═══ Entries supplied

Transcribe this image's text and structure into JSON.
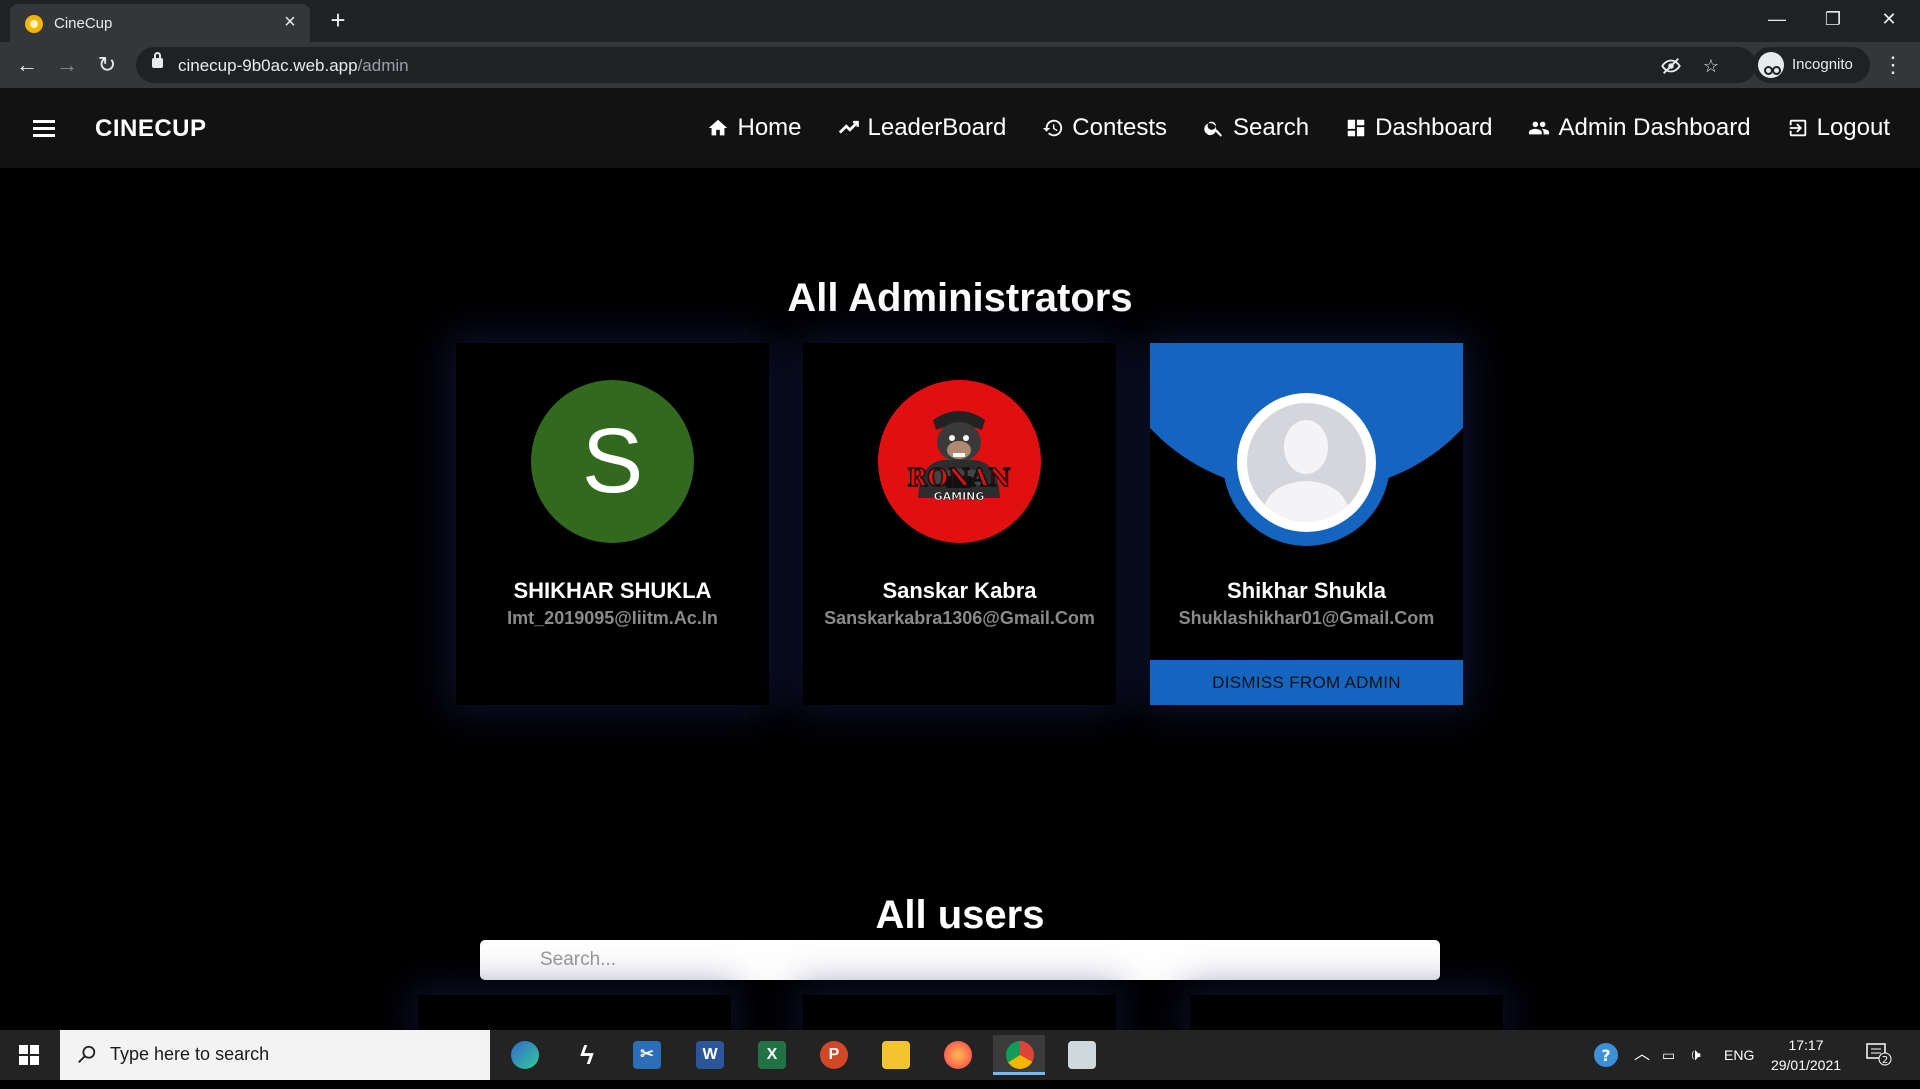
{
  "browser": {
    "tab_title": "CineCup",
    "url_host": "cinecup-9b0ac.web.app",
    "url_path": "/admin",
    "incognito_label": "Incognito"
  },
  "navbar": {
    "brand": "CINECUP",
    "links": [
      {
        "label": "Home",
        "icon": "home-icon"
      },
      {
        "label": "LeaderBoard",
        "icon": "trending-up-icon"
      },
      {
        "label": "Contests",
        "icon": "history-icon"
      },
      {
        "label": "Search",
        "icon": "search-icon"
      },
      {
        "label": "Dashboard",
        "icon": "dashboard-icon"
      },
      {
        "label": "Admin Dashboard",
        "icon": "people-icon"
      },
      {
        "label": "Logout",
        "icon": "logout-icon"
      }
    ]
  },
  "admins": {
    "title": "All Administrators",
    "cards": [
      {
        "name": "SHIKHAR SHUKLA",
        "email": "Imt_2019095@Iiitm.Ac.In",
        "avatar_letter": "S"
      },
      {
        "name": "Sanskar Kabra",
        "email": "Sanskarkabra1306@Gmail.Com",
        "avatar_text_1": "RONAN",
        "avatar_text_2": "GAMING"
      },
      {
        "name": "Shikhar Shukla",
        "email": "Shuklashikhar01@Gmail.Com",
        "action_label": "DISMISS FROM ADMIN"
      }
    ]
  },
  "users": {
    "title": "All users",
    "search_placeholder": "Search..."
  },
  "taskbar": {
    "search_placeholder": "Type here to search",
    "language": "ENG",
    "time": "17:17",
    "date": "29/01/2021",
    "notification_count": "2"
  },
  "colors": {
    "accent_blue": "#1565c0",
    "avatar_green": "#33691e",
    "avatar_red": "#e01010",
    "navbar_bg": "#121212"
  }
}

══════
═══ Entries supplied

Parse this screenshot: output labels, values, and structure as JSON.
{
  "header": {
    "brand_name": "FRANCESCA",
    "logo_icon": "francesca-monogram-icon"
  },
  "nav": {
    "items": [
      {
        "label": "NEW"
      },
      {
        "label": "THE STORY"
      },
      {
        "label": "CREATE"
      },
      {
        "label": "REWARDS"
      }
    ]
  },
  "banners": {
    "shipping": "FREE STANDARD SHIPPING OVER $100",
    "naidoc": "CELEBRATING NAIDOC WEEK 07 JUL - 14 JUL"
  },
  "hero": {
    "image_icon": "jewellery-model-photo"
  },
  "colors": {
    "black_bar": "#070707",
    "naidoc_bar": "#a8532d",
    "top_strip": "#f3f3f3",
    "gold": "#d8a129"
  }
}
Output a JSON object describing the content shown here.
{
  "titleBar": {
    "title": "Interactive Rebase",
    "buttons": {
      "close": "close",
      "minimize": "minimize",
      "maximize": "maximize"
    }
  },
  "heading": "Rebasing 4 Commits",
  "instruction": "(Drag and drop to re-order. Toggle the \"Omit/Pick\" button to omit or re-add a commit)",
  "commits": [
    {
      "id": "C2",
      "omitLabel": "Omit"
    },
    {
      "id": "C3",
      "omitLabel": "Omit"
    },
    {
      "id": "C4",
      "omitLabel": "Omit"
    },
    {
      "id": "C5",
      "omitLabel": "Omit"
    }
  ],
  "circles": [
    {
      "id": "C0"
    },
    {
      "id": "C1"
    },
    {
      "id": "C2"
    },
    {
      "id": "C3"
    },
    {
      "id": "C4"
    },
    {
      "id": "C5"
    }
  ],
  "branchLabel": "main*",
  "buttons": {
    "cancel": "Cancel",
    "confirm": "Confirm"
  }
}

══════

_Written instruction_
Display every line of the listing that contains the string "email".

_Result below_
        "email": "Imt_2019095@Iiitm.Ac.In",
        "email": "Sanskarkabra1306@Gmail.Com",
        "email": "Shuklashikhar01@Gmail.Com",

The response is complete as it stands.